-- begin Task input --

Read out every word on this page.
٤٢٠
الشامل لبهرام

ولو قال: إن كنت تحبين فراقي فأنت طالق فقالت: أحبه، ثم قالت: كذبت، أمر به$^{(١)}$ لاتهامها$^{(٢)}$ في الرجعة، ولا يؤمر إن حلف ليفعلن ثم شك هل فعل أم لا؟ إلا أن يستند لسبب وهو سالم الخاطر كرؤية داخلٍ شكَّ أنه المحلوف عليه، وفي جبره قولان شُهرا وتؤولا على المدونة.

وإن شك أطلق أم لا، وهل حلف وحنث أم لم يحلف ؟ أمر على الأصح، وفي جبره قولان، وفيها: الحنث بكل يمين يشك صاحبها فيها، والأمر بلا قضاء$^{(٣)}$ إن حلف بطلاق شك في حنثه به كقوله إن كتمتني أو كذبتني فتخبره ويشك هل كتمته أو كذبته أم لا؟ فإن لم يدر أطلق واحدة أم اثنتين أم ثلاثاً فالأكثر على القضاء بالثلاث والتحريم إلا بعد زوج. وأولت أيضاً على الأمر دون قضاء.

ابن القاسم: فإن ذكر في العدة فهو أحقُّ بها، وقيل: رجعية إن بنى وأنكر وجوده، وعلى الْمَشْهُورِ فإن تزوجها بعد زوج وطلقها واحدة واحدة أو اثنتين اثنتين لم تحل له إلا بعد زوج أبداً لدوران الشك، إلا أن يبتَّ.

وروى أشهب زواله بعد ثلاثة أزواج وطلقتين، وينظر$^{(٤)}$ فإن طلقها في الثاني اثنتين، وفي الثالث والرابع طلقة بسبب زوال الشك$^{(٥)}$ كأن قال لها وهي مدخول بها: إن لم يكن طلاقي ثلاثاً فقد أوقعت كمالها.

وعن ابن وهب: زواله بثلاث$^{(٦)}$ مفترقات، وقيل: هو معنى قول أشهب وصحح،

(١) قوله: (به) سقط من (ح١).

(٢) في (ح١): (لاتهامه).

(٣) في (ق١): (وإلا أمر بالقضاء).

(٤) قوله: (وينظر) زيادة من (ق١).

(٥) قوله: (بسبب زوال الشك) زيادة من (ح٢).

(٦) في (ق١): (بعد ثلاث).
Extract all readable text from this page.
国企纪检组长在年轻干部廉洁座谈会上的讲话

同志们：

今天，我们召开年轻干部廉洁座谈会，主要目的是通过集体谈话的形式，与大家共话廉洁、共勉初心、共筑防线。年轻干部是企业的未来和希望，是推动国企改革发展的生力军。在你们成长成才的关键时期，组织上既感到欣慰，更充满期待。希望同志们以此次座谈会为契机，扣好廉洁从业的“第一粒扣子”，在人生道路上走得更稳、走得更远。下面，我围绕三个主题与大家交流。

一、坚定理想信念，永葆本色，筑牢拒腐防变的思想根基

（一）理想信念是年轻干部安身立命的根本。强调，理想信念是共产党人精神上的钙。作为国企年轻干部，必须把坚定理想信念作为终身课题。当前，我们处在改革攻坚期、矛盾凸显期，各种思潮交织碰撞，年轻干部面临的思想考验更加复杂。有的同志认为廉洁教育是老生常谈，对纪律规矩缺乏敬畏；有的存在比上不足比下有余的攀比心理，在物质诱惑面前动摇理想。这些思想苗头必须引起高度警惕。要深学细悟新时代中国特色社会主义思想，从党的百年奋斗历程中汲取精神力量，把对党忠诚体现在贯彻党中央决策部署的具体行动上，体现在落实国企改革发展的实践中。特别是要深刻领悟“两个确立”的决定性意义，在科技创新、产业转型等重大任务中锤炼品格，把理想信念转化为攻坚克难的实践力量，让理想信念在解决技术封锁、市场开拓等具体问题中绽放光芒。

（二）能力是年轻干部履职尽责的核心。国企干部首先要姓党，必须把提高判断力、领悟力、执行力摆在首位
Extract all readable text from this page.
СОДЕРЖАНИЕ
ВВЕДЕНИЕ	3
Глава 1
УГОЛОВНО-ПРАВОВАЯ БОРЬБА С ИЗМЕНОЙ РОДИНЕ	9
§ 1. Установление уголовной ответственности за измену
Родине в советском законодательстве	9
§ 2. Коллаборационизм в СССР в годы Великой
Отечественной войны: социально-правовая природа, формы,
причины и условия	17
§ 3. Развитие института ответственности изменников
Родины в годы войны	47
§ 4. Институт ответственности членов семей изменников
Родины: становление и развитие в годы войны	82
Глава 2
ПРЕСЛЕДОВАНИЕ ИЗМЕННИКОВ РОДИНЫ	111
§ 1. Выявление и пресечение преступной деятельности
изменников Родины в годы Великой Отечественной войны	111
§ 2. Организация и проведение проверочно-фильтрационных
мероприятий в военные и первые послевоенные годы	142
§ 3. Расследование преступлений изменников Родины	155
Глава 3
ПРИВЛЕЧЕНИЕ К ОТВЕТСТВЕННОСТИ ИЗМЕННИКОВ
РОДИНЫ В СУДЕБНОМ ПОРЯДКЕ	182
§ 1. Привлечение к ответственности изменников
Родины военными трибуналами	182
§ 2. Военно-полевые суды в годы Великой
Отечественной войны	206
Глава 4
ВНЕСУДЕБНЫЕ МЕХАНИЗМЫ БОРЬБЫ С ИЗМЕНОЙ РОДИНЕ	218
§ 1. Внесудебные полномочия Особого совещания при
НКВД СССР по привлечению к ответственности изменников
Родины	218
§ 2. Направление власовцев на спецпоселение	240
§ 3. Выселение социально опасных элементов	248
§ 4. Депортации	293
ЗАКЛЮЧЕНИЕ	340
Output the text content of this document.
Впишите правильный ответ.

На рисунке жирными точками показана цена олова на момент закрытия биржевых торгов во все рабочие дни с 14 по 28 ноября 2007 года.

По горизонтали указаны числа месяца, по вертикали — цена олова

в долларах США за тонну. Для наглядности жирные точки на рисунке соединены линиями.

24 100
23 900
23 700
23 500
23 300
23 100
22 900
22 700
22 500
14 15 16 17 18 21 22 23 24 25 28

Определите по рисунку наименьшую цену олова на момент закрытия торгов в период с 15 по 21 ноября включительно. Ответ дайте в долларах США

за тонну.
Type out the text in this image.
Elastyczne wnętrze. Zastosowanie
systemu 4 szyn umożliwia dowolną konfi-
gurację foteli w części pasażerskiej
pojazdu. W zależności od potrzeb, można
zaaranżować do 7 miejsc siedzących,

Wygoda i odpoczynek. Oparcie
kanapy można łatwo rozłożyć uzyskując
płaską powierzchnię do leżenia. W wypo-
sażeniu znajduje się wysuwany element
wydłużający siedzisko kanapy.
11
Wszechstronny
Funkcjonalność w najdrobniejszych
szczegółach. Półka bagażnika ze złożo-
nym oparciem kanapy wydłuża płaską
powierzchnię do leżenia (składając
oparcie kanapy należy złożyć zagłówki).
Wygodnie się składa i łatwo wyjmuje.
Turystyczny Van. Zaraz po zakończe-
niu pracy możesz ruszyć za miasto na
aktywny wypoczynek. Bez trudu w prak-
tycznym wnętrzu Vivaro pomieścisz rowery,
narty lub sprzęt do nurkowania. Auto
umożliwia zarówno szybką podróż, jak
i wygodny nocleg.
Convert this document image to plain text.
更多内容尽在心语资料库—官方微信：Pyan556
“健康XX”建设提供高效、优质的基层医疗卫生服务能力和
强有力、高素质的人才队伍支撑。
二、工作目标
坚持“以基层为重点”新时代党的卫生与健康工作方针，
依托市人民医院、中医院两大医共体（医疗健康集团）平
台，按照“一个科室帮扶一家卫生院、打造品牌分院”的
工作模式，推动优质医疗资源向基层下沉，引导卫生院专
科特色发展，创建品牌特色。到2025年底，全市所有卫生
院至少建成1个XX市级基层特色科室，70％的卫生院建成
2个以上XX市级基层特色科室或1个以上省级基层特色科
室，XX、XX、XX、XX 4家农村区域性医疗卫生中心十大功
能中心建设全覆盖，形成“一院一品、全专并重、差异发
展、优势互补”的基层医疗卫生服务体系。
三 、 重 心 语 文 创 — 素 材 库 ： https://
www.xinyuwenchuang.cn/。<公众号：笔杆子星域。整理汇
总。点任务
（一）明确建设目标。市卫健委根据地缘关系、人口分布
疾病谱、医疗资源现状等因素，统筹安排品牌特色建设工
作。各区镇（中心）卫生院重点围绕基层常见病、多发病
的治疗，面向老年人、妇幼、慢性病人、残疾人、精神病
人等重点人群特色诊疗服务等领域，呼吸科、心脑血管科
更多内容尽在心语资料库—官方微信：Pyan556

-- end Task input --

### Given exercise
Copy each line of the listing in which the word "войны" can be found.

### Complete output
Отечественной войны: социально-правовая природа, формы,
Родины в годы войны	47
Родины: становление и развитие в годы войны	82
изменников Родины в годы Великой Отечественной войны	111
Отечественной войны	206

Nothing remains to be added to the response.